Below is a block of records; reproduce all of them exactly and leave out any pictures.

◆ DATA PROVIDED ◆
+===+

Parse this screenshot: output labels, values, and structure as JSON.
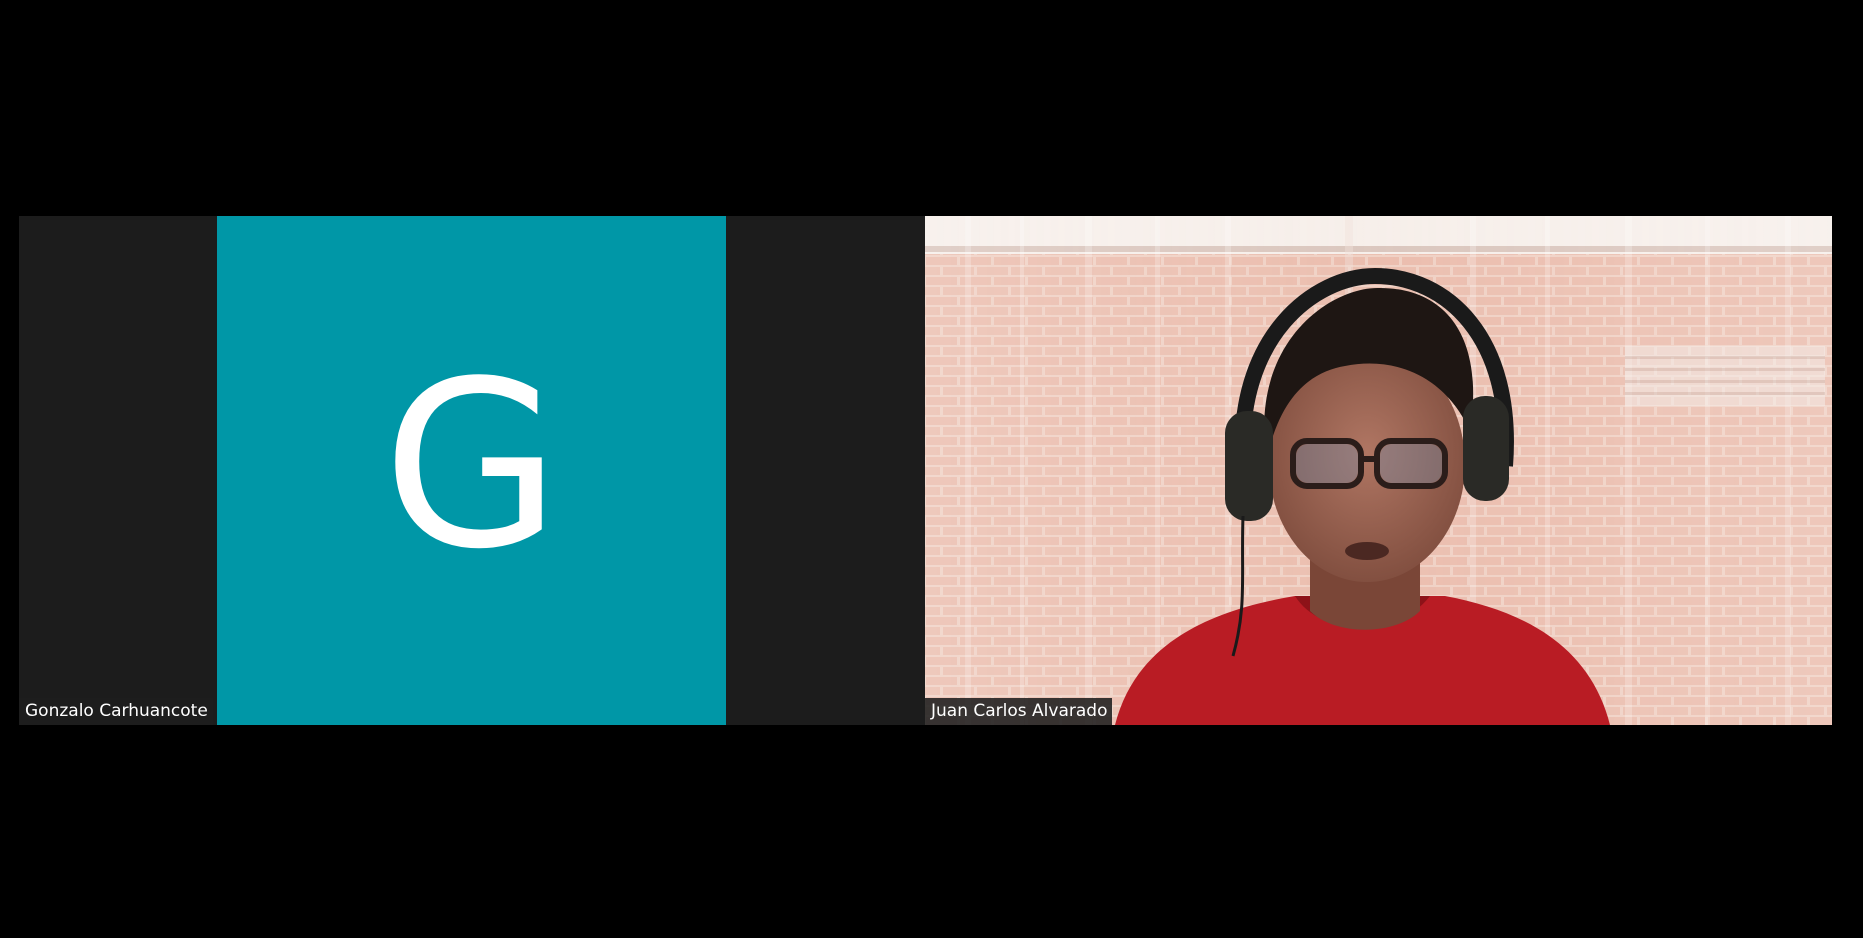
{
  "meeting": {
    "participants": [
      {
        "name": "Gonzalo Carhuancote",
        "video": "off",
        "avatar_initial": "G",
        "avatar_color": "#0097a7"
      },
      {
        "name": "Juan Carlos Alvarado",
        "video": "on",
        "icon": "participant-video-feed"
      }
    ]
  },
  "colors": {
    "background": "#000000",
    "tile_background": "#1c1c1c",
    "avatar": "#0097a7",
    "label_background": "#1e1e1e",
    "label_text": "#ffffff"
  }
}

+===+

◆ SOLUTION TO THIS EXERCISE ◆
Parse this screenshot: output labels, values, and structure as JSON.
{
  "meeting": {
    "participants": [
      {
        "name": "Gonzalo Carhuancote",
        "video": "off",
        "avatar_initial": "G",
        "avatar_color": "#0097a7"
      },
      {
        "name": "Juan Carlos Alvarado",
        "video": "on",
        "icon": "participant-video-feed"
      }
    ]
  },
  "colors": {
    "background": "#000000",
    "tile_background": "#1c1c1c",
    "avatar": "#0097a7",
    "label_background": "#1e1e1e",
    "label_text": "#ffffff"
  }
}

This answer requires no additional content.